# Objective
Take each line containing "خالد" and report it exactly as written.

(begin)

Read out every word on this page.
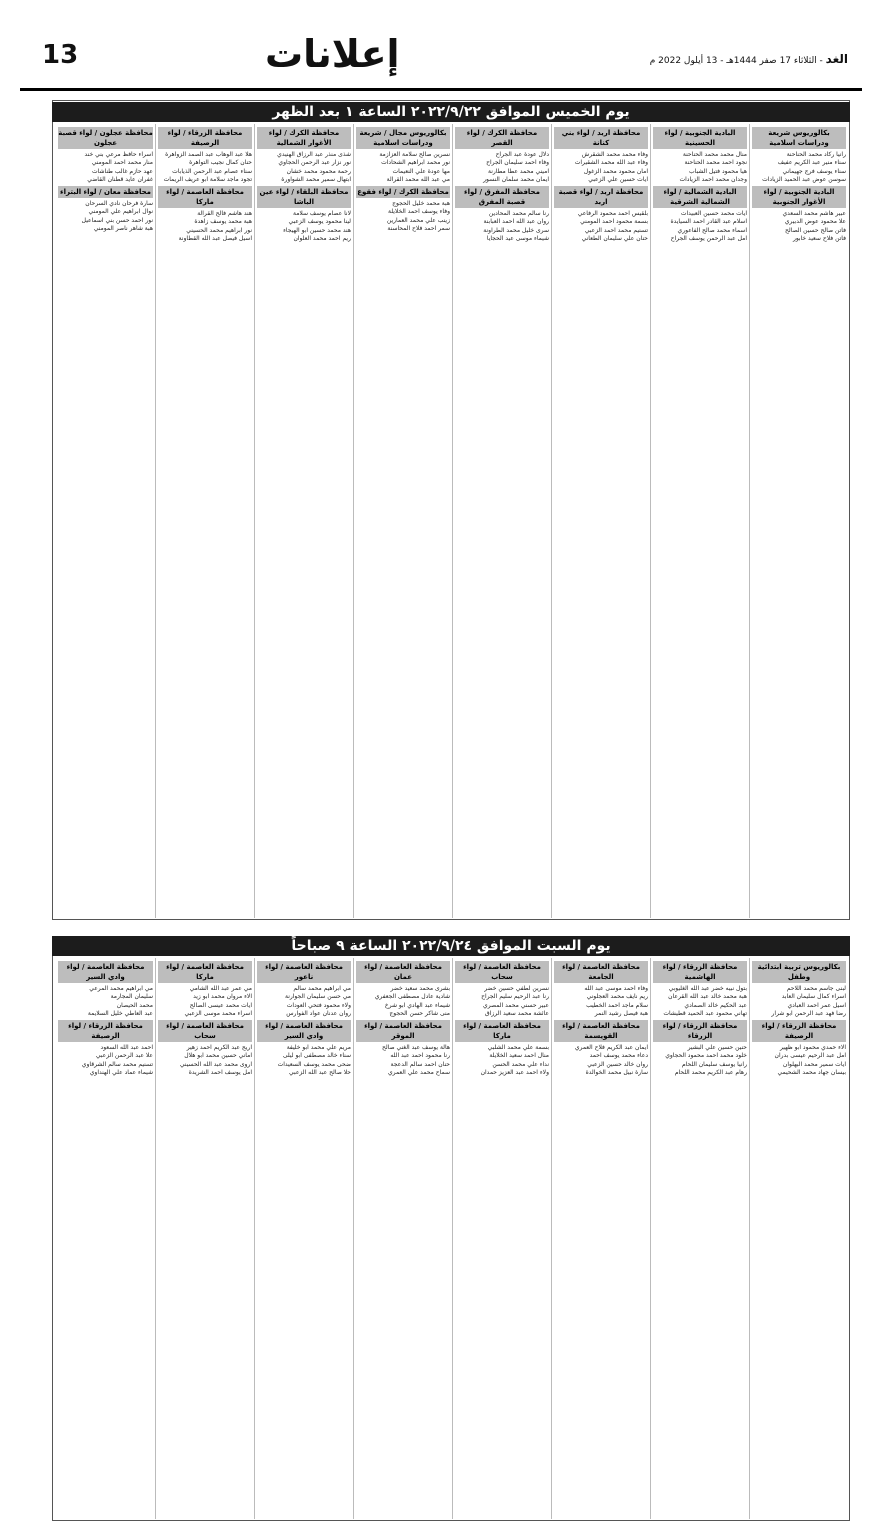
13	إعلانات	الغد - الثلاثاء 17 صفر 1444هـ - 13 أيلول 2022 م
يوم الخميس الموافق ٢٠٢٢/٩/٢٢ الساعة ١ بعد الظهر
بكالوريوس شريعة ودراسات اسلامية
رانيا ركاد محمد الحناحنة
سناء منير عبد الكريم عفيف
سناء يوسف فرج جهيماني
سوسن عوض عبد الحميد الزيادات
البادية الجنوبية / لواء الأغوار الجنوبية
عبير هاشم محمد السعدي
علا محمود عوض الدبيري
فاتن صالح حسين الصالح
فاتن فلاح سعيد خابور
البادية الجنوبية / لواء الحسينية
منال محمد محمد الحناحنة
نجود احمد محمد الحناحنة
هيا محمود فتيل الشباب
وجدان محمد احمد الزيادات
البادية الشمالية / لواء الشمالية الشرقية
آيات محمد حسين العبيدات
اسلام عبد القادر احمد السيايدة
اسماء محمد صالح الفاعوري
امل عبد الرحمن يوسف الجراح
محافظة اربد / لواء بني كنانة
وفاء محمد محمد الشقرش
وفاء عبد الله محمد الشقيرات
امان محمود محمد الزغول
ايات حسين علي الزعبي
محافظة اربد / لواء قصبة اربد
بلقيس احمد محمود الرفاعي
بسمة محمود احمد المومني
تسنيم محمد احمد الزعبي
حنان علي سليمان الطعاني
محافظة الكرك / لواء القصر
دلال عودة عبد الجراح
وفاء احمد سليمان الجراح
اميني محمد عطا مطارنة
ايمان محمد سلمان النسور
محافظة المفرق / لواء قصبة المفرق
رنا سالم محمد المحادين
روان عبد الله احمد العبابنة
سرى خليل محمد الطراونة
شيماء موسى عيد الحجايا
بكالوريوس مجال / شريعة ودراسات اسلامية
نسرين صالح سلامة العزازمة
نور محمد ابراهيم الشحادات
مها عودة علي النعيمات
مي عبد الله محمد القرالة
محافظة الكرك / لواء فقوع
هبة محمد خليل الحجوج
وفاء يوسف احمد الخلايلة
زينب علي محمد العمارين
سمر احمد فلاح المحاسنة
محافظة الكرك / لواء الأغوار الشمالية
شذى منذر عبد الرزاق الهنيدي
نور نزار عبد الرحمن الحجاوي
رحمة محمود محمد خشان
ابتهال سمير محمد الشواورة
محافظة البلقاء / لواء عين الباشا
لانا عصام يوسف سلامة
لينا محمود يوسف الزعبي
هند محمد حسين ابو الهيجاء
ريم احمد محمد العلوان
محافظة الزرقاء / لواء الرصيفة
هلا عبد الوهاب عبد الصمد الزواهرة
حنان كمال نجيب التواهرة
سناء عصام عبد الرحمن الذيابات
تجود ماجد سلامة ابو عريف الريمات
محافظة العاصمة / لواء ماركا
هند هاشم فالح القرالة
هبة محمد يوسف زاهدة
نور ابراهيم محمد الحسيني
اسيل فيصل عبد الله القطاونة
محافظة عجلون / لواء قصبة عجلون
اسراء حافظ مرعي بني خند
منار محمد احمد المومني
عهد حازم غالب طناشات
غفران عايد قطنان القاضي
محافظة معان / لواء البتراء
سارة فرحان نادي السرحان
نوال ابراهيم علي المومني
نور احمد حسن بني اسماعيل
هبة شاهر ناصر المومني
يوم السبت الموافق ٢٠٢٢/٩/٢٤ الساعة ٩ صباحاً
بكالوريوس تربية ابتدائية وطفل
لبنى جاسم محمد اللاحم
اسراء كمال سليمان العابد
اسيل عمر احمد العبادي
رضا فهد عبد الرحمن ابو شرار
محافظة الزرقاء / لواء الرصيفة
الاء حمدي محمود ابو ظهير
امل عبد الرحيم عيسى بدران
ايات سمير محمد البهلوان
بيسان جهاد محمد الشحيمي
محافظة الزرقاء / لواء الهاشمية
بتول نبيه خضر عبد الله الغليوبي
هبة محمد خالد عبد الله القرعان
عبد الحكيم خالد الصمادي
تهاني محمود عبد الحميد قطيشات
محافظة الزرقاء / لواء الزرقاء
حنين حسين علي البشير
خلود محمد احمد محمود الحجاوي
رانيا يوسف سليمان اللحام
رهام عبد الكريم محمد اللحام
محافظة العاصمة / لواء الجامعة
وفاء احمد موسى عبد الله
ريم نايف محمد العجلوني
سلام ماجد احمد الخطيب
هبة فيصل رشيد النمر
محافظة العاصمة / لواء القويسمة
ايمان عبد الكريم فلاح العمري
دعاء محمد يوسف احمد
روان خالد حسين الزعبي
سارة نبيل محمد الخوالدة
محافظة العاصمة / لواء سحاب
نسرين لطفي حسين خضر
رنا عبد الرحيم سليم الجراح
عبير حسني محمد المصري
عائشة محمد سعيد الرزاق
محافظة العاصمة / لواء ماركا
بسمة علي محمد الشلبي
منال احمد سعيد الخلايلة
نداء علي محمد الحسن
ولاء احمد عبد العزيز حمدان
محافظة العاصمة / لواء عمان
بشرى محمد سعيد خضر
شادية عادل مصطفى الجعفري
شيماء عبد الهادي ابو شرخ
منى شاكر حسن الحجوج
محافظة العاصمة / لواء الموقر
هالة يوسف عبد الغني صالح
رنا محمود احمد عبد الله
حنان احمد سالم الدعجة
سماح محمد علي العمري
محافظة العاصمة / لواء ناعور
مي ابراهيم محمد سالم
مي حسن سليمان الجوارنة
ولاء محمود فتحي العودات
روان عدنان عواد الفوارس
محافظة العاصمة / لواء وادي السير
مريم علي محمد ابو خليفة
سناء خالد مصطفى ابو ليلى
ضحى محمد يوسف السعيدات
حلا صالح عبد الله الزعبي
محافظة العاصمة / لواء ماركا
مي عمر عبد الله الشامي
الاء مروان محمد ابو زيد
ايات محمد عيسى الصالح
اسراء محمد موسى الزعبي
محافظة العاصمة / لواء سحاب
اريج عبد الكريم احمد زهير
اماني حسين محمد ابو هلال
اروى محمد عبد الله الحسيني
امل يوسف احمد الشريدة
محافظة العاصمة / لواء وادي السير
مي ابراهيم محمد المرعي
سليمان المجارمة
محمد الحيصان
عبد العاطي خليل السلايمة
محافظة الزرقاء / لواء الرصيفة
احمد عبد الله السعود
علا عبد الرحمن الزعبي
تسنيم محمد سالم الشرقاوي
شيماء عماد علي الهنداوي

(end)

# Reply to the task
هبة محمد خالد عبد الله القرعان
عبد الحكيم خالد الصمادي
روان خالد حسين الزعبي
سناء خالد مصطفى ابو ليلى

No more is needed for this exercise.